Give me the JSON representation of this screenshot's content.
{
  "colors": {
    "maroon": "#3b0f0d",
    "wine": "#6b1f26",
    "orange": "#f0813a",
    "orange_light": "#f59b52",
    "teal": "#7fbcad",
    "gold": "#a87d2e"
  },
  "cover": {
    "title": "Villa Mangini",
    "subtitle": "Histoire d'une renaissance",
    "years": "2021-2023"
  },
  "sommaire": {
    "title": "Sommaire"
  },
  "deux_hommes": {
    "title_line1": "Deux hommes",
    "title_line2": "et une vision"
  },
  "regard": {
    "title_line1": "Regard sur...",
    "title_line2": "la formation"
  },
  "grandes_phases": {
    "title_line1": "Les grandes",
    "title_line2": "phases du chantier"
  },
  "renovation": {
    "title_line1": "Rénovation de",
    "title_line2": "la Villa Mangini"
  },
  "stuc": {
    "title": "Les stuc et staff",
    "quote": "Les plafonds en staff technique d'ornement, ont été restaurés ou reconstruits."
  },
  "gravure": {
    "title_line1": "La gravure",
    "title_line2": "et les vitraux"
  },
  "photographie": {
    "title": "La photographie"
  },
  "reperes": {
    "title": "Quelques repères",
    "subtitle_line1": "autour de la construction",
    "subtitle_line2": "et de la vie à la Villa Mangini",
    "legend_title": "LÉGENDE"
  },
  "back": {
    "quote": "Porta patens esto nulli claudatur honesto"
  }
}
■ ■ ■ ■ ■ ■ ■
## STATED PROBLEM
Write all of the records out again exactly.

## COMPLETE RESPONSE
Give me the JSON representation of this screenshot's content.
{
  "colors": {
    "maroon": "#3b0f0d",
    "wine": "#6b1f26",
    "orange": "#f0813a",
    "orange_light": "#f59b52",
    "teal": "#7fbcad",
    "gold": "#a87d2e"
  },
  "cover": {
    "title": "Villa Mangini",
    "subtitle": "Histoire d'une renaissance",
    "years": "2021-2023"
  },
  "sommaire": {
    "title": "Sommaire"
  },
  "deux_hommes": {
    "title_line1": "Deux hommes",
    "title_line2": "et une vision"
  },
  "regard": {
    "title_line1": "Regard sur...",
    "title_line2": "la formation"
  },
  "grandes_phases": {
    "title_line1": "Les grandes",
    "title_line2": "phases du chantier"
  },
  "renovation": {
    "title_line1": "Rénovation de",
    "title_line2": "la Villa Mangini"
  },
  "stuc": {
    "title": "Les stuc et staff",
    "quote": "Les plafonds en staff technique d'ornement, ont été restaurés ou reconstruits."
  },
  "gravure": {
    "title_line1": "La gravure",
    "title_line2": "et les vitraux"
  },
  "photographie": {
    "title": "La photographie"
  },
  "reperes": {
    "title": "Quelques repères",
    "subtitle_line1": "autour de la construction",
    "subtitle_line2": "et de la vie à la Villa Mangini",
    "legend_title": "LÉGENDE"
  },
  "back": {
    "quote": "Porta patens esto nulli claudatur honesto"
  }
}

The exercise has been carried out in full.